__Set exercise__.
Print every record below exactly as written.

__Source records__.
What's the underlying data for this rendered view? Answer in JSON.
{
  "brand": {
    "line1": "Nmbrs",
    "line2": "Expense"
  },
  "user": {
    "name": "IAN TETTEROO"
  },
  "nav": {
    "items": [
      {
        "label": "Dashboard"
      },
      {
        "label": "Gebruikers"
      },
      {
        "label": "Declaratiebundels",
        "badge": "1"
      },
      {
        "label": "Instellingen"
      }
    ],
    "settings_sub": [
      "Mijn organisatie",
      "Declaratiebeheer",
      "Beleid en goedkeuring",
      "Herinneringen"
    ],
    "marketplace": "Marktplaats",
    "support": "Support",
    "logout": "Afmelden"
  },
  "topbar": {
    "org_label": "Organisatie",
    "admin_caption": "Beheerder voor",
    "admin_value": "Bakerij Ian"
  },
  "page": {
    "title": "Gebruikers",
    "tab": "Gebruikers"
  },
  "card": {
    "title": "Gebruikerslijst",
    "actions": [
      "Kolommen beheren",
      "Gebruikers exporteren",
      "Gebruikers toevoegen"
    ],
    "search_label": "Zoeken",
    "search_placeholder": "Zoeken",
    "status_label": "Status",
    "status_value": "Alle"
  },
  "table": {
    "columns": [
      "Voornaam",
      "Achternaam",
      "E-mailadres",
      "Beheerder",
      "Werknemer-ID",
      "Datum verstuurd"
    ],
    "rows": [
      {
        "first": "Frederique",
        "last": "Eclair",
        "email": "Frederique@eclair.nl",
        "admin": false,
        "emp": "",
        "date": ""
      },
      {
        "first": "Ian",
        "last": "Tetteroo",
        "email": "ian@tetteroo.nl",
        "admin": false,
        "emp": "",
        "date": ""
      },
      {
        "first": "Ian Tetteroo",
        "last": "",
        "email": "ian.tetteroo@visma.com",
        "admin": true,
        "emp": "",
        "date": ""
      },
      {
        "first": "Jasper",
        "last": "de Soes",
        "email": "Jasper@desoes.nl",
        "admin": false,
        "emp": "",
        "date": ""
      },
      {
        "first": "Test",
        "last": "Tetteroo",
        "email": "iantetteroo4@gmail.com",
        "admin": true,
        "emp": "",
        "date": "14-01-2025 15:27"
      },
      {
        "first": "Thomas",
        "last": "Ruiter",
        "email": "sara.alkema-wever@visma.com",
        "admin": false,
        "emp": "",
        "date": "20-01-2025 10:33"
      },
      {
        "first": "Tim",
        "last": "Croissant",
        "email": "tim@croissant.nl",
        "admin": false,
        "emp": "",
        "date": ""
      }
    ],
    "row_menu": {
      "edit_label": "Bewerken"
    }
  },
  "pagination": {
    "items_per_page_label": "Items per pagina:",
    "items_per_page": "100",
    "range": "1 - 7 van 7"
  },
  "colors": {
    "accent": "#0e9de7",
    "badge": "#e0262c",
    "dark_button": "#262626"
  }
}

__Answer for the task__.
What's the underlying data for this rendered view? Answer in JSON.
{
  "brand": {
    "line1": "Nmbrs",
    "line2": "Expense"
  },
  "user": {
    "name": "IAN TETTEROO"
  },
  "nav": {
    "items": [
      {
        "label": "Dashboard"
      },
      {
        "label": "Gebruikers"
      },
      {
        "label": "Declaratiebundels",
        "badge": "1"
      },
      {
        "label": "Instellingen"
      }
    ],
    "settings_sub": [
      "Mijn organisatie",
      "Declaratiebeheer",
      "Beleid en goedkeuring",
      "Herinneringen"
    ],
    "marketplace": "Marktplaats",
    "support": "Support",
    "logout": "Afmelden"
  },
  "topbar": {
    "org_label": "Organisatie",
    "admin_caption": "Beheerder voor",
    "admin_value": "Bakerij Ian"
  },
  "page": {
    "title": "Gebruikers",
    "tab": "Gebruikers"
  },
  "card": {
    "title": "Gebruikerslijst",
    "actions": [
      "Kolommen beheren",
      "Gebruikers exporteren",
      "Gebruikers toevoegen"
    ],
    "search_label": "Zoeken",
    "search_placeholder": "Zoeken",
    "status_label": "Status",
    "status_value": "Alle"
  },
  "table": {
    "columns": [
      "Voornaam",
      "Achternaam",
      "E-mailadres",
      "Beheerder",
      "Werknemer-ID",
      "Datum verstuurd"
    ],
    "rows": [
      {
        "first": "Frederique",
        "last": "Eclair",
        "email": "Frederique@eclair.nl",
        "admin": false,
        "emp": "",
        "date": ""
      },
      {
        "first": "Ian",
        "last": "Tetteroo",
        "email": "ian@tetteroo.nl",
        "admin": false,
        "emp": "",
        "date": ""
      },
      {
        "first": "Ian Tetteroo",
        "last": "",
        "email": "ian.tetteroo@visma.com",
        "admin": true,
        "emp": "",
        "date": ""
      },
      {
        "first": "Jasper",
        "last": "de Soes",
        "email": "Jasper@desoes.nl",
        "admin": false,
        "emp": "",
        "date": ""
      },
      {
        "first": "Test",
        "last": "Tetteroo",
        "email": "iantetteroo4@gmail.com",
        "admin": true,
        "emp": "",
        "date": "14-01-2025 15:27"
      },
      {
        "first": "Thomas",
        "last": "Ruiter",
        "email": "sara.alkema-wever@visma.com",
        "admin": false,
        "emp": "",
        "date": "20-01-2025 10:33"
      },
      {
        "first": "Tim",
        "last": "Croissant",
        "email": "tim@croissant.nl",
        "admin": false,
        "emp": "",
        "date": ""
      }
    ],
    "row_menu": {
      "edit_label": "Bewerken"
    }
  },
  "pagination": {
    "items_per_page_label": "Items per pagina:",
    "items_per_page": "100",
    "range": "1 - 7 van 7"
  },
  "colors": {
    "accent": "#0e9de7",
    "badge": "#e0262c",
    "dark_button": "#262626"
  }
}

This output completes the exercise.